▶ _The problem_: Using the records that follow, copy every line containing the word "vinici".

>> begin Raw records

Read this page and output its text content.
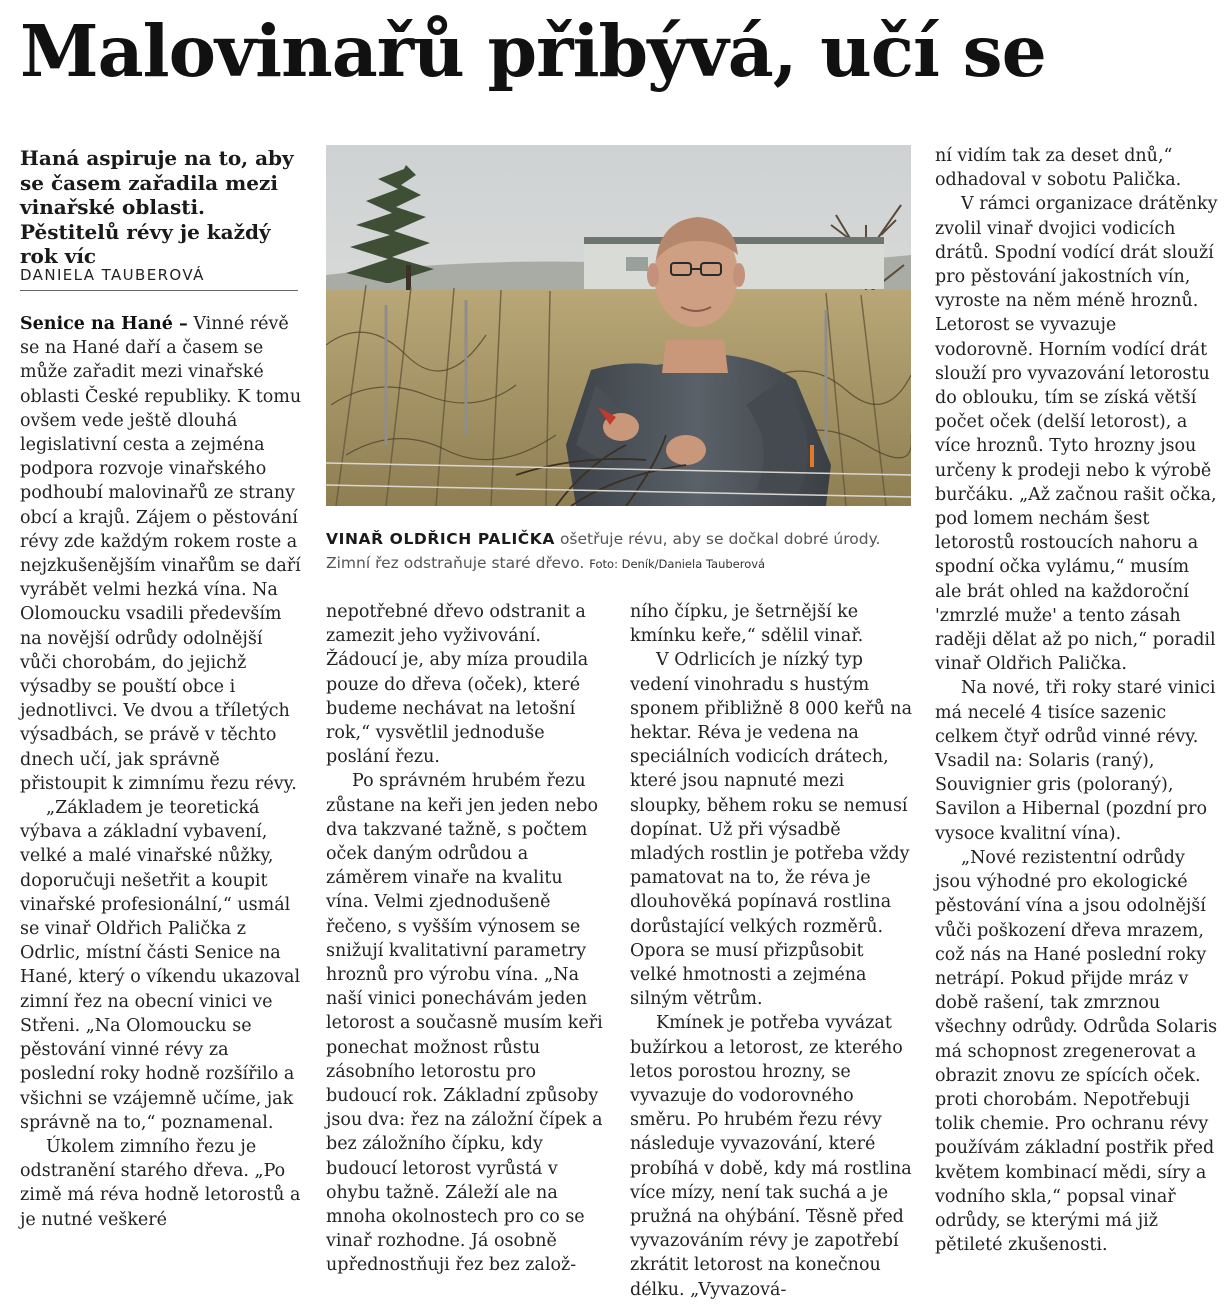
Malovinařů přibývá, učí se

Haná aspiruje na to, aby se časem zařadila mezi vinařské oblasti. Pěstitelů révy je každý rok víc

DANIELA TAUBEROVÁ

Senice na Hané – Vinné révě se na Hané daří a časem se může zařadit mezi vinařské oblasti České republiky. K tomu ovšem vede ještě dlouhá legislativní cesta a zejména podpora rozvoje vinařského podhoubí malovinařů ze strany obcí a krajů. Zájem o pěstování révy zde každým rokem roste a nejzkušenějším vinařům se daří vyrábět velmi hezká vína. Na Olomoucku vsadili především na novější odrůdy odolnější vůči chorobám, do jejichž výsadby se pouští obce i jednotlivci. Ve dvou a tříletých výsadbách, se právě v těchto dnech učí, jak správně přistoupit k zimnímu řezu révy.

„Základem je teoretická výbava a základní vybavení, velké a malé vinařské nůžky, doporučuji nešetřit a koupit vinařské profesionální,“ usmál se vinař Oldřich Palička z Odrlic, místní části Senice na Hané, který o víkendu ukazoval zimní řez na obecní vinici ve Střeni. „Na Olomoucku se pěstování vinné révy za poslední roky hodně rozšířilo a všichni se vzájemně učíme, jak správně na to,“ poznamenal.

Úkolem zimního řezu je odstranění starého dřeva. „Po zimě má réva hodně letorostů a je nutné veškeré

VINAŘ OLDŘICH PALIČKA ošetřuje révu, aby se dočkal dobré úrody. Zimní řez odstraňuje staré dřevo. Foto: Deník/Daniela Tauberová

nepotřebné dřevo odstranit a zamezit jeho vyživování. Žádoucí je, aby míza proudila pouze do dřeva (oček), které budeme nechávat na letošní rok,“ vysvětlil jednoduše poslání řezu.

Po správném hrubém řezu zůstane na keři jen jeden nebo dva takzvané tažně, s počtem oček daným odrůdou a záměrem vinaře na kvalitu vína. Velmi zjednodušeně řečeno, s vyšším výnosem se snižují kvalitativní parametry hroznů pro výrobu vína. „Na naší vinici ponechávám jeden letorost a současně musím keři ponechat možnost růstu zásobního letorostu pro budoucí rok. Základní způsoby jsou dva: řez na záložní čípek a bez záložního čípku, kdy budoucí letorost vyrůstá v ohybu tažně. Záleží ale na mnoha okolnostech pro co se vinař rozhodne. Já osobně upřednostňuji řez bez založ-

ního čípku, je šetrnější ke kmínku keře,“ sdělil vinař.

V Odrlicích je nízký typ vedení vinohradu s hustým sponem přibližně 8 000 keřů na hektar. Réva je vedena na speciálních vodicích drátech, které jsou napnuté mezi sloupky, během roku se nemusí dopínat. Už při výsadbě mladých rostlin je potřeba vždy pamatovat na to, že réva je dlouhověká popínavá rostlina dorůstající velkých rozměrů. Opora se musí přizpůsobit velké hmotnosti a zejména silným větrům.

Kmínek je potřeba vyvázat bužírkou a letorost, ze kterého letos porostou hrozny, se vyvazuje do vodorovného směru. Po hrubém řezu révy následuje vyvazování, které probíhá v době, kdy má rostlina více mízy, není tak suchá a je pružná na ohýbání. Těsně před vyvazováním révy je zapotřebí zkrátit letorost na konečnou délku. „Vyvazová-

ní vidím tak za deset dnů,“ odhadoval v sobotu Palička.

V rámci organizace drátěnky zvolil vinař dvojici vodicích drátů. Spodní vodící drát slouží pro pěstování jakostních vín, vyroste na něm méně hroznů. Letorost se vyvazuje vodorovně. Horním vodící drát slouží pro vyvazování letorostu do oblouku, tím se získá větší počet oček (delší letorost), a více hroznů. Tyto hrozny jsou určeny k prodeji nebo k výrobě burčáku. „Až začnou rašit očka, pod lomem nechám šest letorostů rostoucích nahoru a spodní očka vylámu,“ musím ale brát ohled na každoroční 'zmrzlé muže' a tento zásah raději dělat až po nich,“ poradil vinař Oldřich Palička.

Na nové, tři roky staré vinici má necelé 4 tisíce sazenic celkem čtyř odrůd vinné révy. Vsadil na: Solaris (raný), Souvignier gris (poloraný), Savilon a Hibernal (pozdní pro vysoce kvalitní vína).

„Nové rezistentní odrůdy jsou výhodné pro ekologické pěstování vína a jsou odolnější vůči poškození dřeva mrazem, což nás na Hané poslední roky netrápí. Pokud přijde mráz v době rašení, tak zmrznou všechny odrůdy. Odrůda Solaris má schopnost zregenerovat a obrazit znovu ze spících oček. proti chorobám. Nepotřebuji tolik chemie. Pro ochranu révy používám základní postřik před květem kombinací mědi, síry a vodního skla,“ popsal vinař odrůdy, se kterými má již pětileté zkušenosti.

>> end Raw records
>> begin Raw records

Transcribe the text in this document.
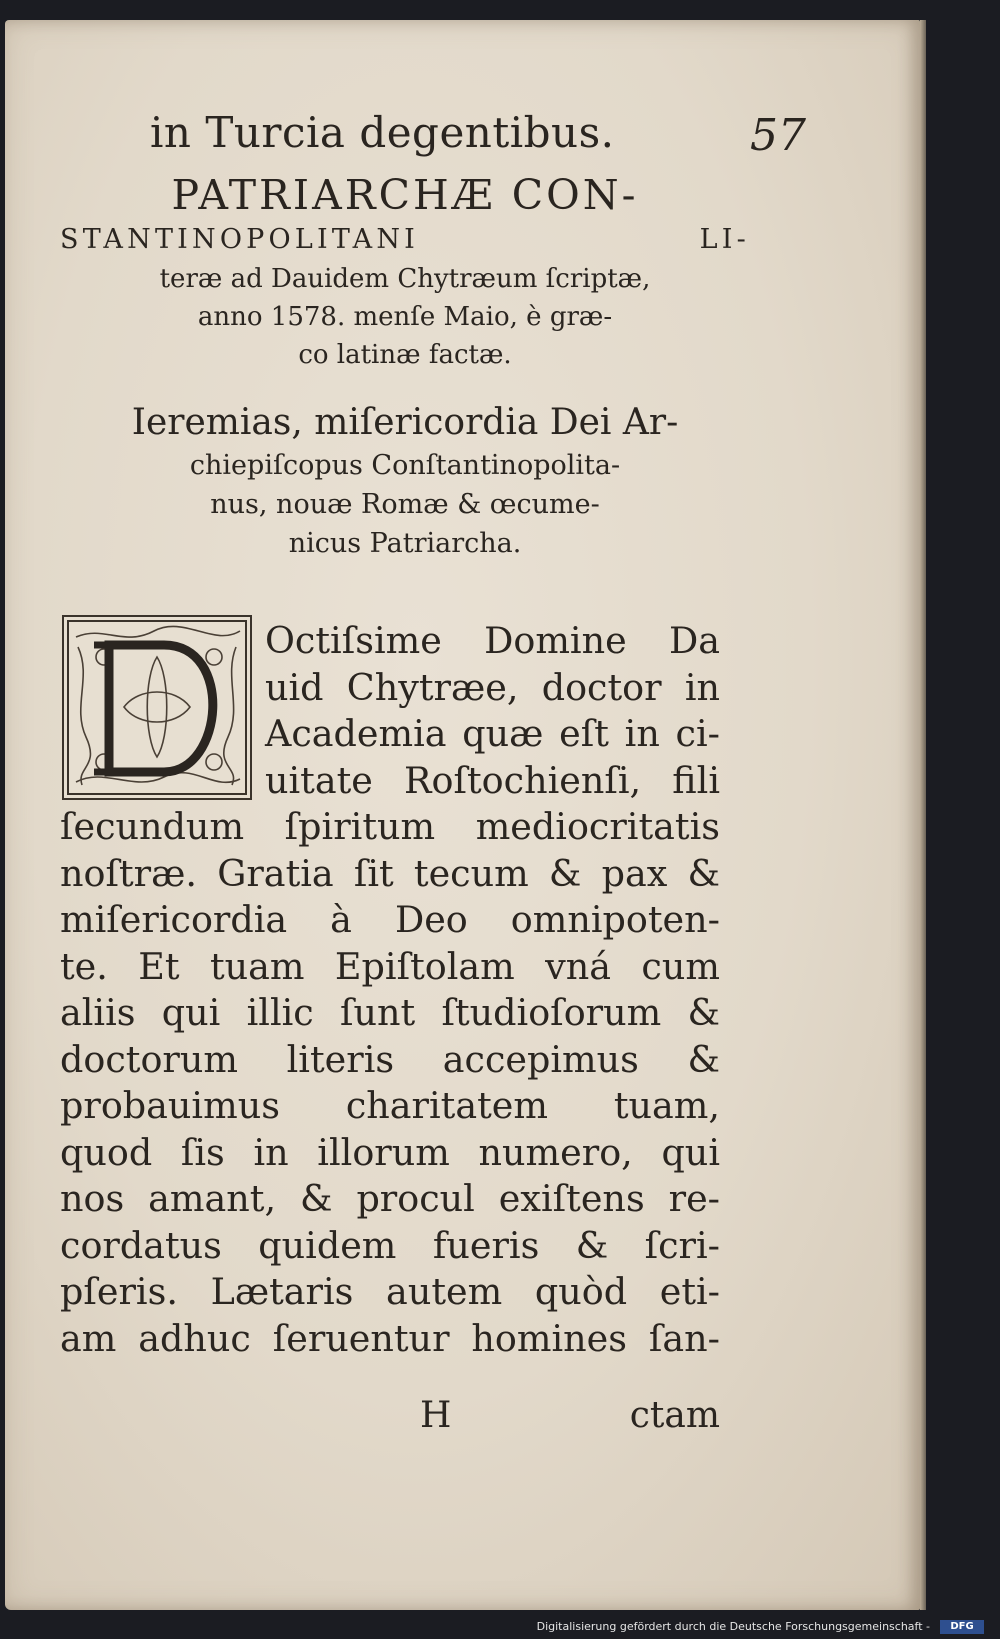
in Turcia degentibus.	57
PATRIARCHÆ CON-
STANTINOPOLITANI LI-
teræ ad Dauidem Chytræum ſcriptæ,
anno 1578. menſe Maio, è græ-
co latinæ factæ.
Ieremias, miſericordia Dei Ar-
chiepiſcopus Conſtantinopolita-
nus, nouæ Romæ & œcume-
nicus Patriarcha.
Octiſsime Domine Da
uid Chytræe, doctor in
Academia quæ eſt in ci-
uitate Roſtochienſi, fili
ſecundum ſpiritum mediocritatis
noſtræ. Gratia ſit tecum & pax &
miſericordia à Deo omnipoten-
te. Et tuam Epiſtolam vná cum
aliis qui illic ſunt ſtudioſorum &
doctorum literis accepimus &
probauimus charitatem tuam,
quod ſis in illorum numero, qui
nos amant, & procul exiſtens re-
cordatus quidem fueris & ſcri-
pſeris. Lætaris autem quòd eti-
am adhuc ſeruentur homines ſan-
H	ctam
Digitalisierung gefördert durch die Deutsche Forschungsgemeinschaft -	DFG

>> end Raw records

▶ _Correct answer_:
„Základem je teoretická výbava a základní vybavení, velké a malé vinařské nůžky, doporučuji nešetřit a koupit vinařské profesionální,“ usmál se vinař Oldřich Palička z Odrlic, místní části Senice na Hané, který o víkendu ukazoval zimní řez na obecní vinici ve Střeni. „Na Olomoucku se pěstování vinné révy za poslední roky hodně rozšířilo a všichni se vzájemně učíme, jak správně na to,“ poznamenal.
Po správném hrubém řezu zůstane na keři jen jeden nebo dva takzvané tažně, s počtem oček daným odrůdou a záměrem vinaře na kvalitu vína. Velmi zjednodušeně řečeno, s vyšším výnosem se snižují kvalitativní parametry hroznů pro výrobu vína. „Na naší vinici ponechávám jeden letorost a současně musím keři ponechat možnost růstu zásobního letorostu pro budoucí rok. Základní způsoby jsou dva: řez na záložní čípek a bez záložního čípku, kdy budoucí letorost vyrůstá v ohybu tažně. Záleží ale na mnoha okolnostech pro co se vinař rozhodne. Já osobně upřednostňuji řez bez založ-
Na nové, tři roky staré vinici má necelé 4 tisíce sazenic celkem čtyř odrůd vinné révy. Vsadil na: Solaris (raný), Souvignier gris (poloraný), Savilon a Hibernal (pozdní pro vysoce kvalitní vína).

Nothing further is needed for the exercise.